Consigne a →
Répondez à ces questions d'après l'article sur les séries de science-fiction :
(i) En quelle année est sorti le premier "Blade Runner" ?
(ii) À quelle date "Mute" sera-t-il mis en ligne ?
(iii) Depuis quand "Altered Carbon" est-il disponible sur Netflix ?

Texte source →
"Black Mirror", "Altered Carbon", "Sense8", ... La vague des séries "futur noir" risque-t-elle de retomber?
- Publié le 20-02-2018 à 17h47
- Mis à jour le 20-02-2018 à 17h57
La série "Altered Carbon" et le film "Mute", sur Netflix, surfent sur le succès de productions comme "Black Mirror". Mais la vague ne risque-t-elle pas de retomber?
La science-fiction noire à la Philip K. Dick est tendance. L’adaptation en série de son uchronie "Le Maître du Haut Château" par Amazon Video est un succès depuis deux ans. "Blade Runner 2049" de Denis Villeneuve a été, au contraire, un échec commercial, mais a ravivé l’intérêt pour l’œuvre du romancier - dont le roman "Les androïdes rêvent-ils de moutons électriques ?" avait inspiré le premier "Blade Runner" en 1982.
Les ayants droit du romancier américain, décédé en 1982, ont par ailleurs activement soutenu l’anthologie "Philip K. Dick’s Electric Dreams", série diffusée sur Amazon et Channel 4 l’année dernière, et dont chaque épisode autonome est une adaptation d’un roman ou d’une nouvelle de Dick.
Adaptation d’un des classiques de Philip K. Dick et diffusée sur Amazon, "Le Maître du Haut Château" se déroule en 1962 dans des Etats-Unis qui auraient été conquis par le Japon et l’Allemagne nazie, désormais en situation de guerre froide.
Reflet des angoisses présentes
Cette profusion fait suite à "Black Mirror", dont les quatre saisons sont une création originale mais que l’auteur d’"Ubik" n’aurait pas renié. On pourrait aussi ajouter à cette vague d’autres séries diffusées sur Netflix, comme "Sense8" des soeurs Wachowski, "The Expanse" ou "Mute", film d’anticipation de Duncan Jones ("Moon", "Source Code") avec Alexander Skarsgard et Paul Rudd, qui sera mis en ligne le 23 février.
La science-fiction est tendance, surtout sur son versant dystopique, représentation sombre et pessimiste du futur. Le genre répond aux angoisses présentes : perte des repères, écarts de richesse de plus en plus grands, dépendance vis-à-vis des technologies, poids des multinationales dans l’évolution des sociétés, tensions sociales, états de guerre… "Mute" ressuscite par exemple les démons de la division Est-Ouest dans un Berlin de 2052 dépassé par les vagues migratoires.
Dans "Mute", Alexander Skarsguard est un barman muet qui cherche une femme dans le Berlin de 2052.
Limites d’une vague
"Altered Carbon", disponible depuis le 2 février sur Netflix (encore…), est la quintessence de cette représentation du futur, mêlant les échos du film noir avec des décors hérités du "Blade Runner" de Ridley Scott.
Mais elle démontre aussi les limites de cette nouvelle vague. Là où un Philip K. Dick, dans ses écrits des années 1960-1970, innovait en projetant ses angoisses et son nihilisme dans des récits d’anticipation, là où un Ridley Scott, compensait le budget restreint de "Blade Runner" par des artifices (décors sous la pluie et sous-éclairés), les productions actuelles se contentent de recycler ces classiques.

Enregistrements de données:
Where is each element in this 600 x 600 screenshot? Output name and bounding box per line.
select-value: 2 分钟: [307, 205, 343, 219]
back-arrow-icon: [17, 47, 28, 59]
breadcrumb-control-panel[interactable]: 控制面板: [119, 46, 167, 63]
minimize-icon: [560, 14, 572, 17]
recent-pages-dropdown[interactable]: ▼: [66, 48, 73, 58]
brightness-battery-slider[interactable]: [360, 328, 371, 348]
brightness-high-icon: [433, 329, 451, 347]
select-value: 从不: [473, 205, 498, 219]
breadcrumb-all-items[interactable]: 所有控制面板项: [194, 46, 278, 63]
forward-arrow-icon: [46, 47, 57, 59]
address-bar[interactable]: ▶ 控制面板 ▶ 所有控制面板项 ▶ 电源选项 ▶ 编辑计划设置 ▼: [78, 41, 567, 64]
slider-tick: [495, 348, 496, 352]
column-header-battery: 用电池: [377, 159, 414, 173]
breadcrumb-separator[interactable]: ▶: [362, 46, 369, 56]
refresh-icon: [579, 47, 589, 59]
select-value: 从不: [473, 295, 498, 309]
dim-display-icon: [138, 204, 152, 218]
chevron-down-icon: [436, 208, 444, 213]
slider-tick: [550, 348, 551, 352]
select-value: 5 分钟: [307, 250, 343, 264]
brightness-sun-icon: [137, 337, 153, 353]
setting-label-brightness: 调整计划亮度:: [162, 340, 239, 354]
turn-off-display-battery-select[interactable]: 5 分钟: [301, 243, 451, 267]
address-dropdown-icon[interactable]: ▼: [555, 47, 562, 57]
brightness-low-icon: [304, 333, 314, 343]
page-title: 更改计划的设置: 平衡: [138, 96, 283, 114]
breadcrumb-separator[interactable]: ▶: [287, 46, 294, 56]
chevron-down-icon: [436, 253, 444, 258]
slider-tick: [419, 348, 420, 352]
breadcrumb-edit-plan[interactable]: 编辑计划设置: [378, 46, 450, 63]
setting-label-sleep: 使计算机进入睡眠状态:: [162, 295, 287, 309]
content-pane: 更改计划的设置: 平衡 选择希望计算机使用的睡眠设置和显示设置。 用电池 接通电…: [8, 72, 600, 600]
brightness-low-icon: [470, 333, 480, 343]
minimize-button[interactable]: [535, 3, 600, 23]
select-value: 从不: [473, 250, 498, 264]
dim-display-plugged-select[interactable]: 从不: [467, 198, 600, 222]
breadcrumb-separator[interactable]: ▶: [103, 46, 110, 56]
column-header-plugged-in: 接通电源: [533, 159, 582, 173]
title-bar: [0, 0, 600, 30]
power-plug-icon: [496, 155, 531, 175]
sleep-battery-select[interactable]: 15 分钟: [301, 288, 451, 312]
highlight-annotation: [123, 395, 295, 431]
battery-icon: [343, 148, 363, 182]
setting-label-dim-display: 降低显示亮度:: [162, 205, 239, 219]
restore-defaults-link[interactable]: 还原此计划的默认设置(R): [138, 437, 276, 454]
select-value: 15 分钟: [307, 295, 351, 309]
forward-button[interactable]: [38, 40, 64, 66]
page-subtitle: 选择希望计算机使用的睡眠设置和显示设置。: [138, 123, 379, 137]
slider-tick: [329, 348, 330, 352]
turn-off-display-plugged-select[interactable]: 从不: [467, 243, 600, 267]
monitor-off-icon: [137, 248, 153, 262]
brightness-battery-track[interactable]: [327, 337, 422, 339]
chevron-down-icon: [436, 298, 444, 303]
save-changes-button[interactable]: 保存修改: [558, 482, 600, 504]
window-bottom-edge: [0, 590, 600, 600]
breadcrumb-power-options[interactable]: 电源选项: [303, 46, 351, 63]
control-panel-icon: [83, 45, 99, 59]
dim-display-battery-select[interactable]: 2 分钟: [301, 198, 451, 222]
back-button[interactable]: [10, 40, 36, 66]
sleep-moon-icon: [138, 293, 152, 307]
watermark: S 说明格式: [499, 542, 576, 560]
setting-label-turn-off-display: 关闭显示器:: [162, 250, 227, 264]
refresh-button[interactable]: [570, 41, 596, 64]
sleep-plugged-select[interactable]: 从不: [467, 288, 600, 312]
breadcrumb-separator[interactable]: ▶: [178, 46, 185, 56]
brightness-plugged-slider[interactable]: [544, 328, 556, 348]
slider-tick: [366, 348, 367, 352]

Consigne b → Renvoyez telles quelles les lignes des données de la tâche, de la première jusqu'à celle qui contient « power-plug-icon: [496, 155, 531, 175] », incluse.

Réponse attendue a →
(i) En 1982.
(ii) Le 23 février.
(iii) Depuis le 2 février.

Réponse attendue b →
Where is each element in this 600 x 600 screenshot? Output name and bounding box per line.
select-value: 2 分钟: [307, 205, 343, 219]
back-arrow-icon: [17, 47, 28, 59]
breadcrumb-control-panel[interactable]: 控制面板: [119, 46, 167, 63]
minimize-icon: [560, 14, 572, 17]
recent-pages-dropdown[interactable]: ▼: [66, 48, 73, 58]
brightness-battery-slider[interactable]: [360, 328, 371, 348]
brightness-high-icon: [433, 329, 451, 347]
select-value: 从不: [473, 205, 498, 219]
breadcrumb-all-items[interactable]: 所有控制面板项: [194, 46, 278, 63]
forward-arrow-icon: [46, 47, 57, 59]
address-bar[interactable]: ▶ 控制面板 ▶ 所有控制面板项 ▶ 电源选项 ▶ 编辑计划设置 ▼: [78, 41, 567, 64]
slider-tick: [495, 348, 496, 352]
column-header-battery: 用电池: [377, 159, 414, 173]
breadcrumb-separator[interactable]: ▶: [362, 46, 369, 56]
refresh-icon: [579, 47, 589, 59]
select-value: 从不: [473, 295, 498, 309]
dim-display-icon: [138, 204, 152, 218]
chevron-down-icon: [436, 208, 444, 213]
slider-tick: [550, 348, 551, 352]
select-value: 5 分钟: [307, 250, 343, 264]
brightness-sun-icon: [137, 337, 153, 353]
setting-label-brightness: 调整计划亮度:: [162, 340, 239, 354]
turn-off-display-battery-select[interactable]: 5 分钟: [301, 243, 451, 267]
address-dropdown-icon[interactable]: ▼: [555, 47, 562, 57]
brightness-low-icon: [304, 333, 314, 343]
page-title: 更改计划的设置: 平衡: [138, 96, 283, 114]
breadcrumb-separator[interactable]: ▶: [287, 46, 294, 56]
chevron-down-icon: [436, 253, 444, 258]
slider-tick: [419, 348, 420, 352]
breadcrumb-edit-plan[interactable]: 编辑计划设置: [378, 46, 450, 63]
setting-label-sleep: 使计算机进入睡眠状态:: [162, 295, 287, 309]
content-pane: 更改计划的设置: 平衡 选择希望计算机使用的睡眠设置和显示设置。 用电池 接通电…: [8, 72, 600, 600]
brightness-low-icon: [470, 333, 480, 343]
minimize-button[interactable]: [535, 3, 600, 23]
select-value: 从不: [473, 250, 498, 264]
dim-display-plugged-select[interactable]: 从不: [467, 198, 600, 222]
breadcrumb-separator[interactable]: ▶: [103, 46, 110, 56]
column-header-plugged-in: 接通电源: [533, 159, 582, 173]
title-bar: [0, 0, 600, 30]
power-plug-icon: [496, 155, 531, 175]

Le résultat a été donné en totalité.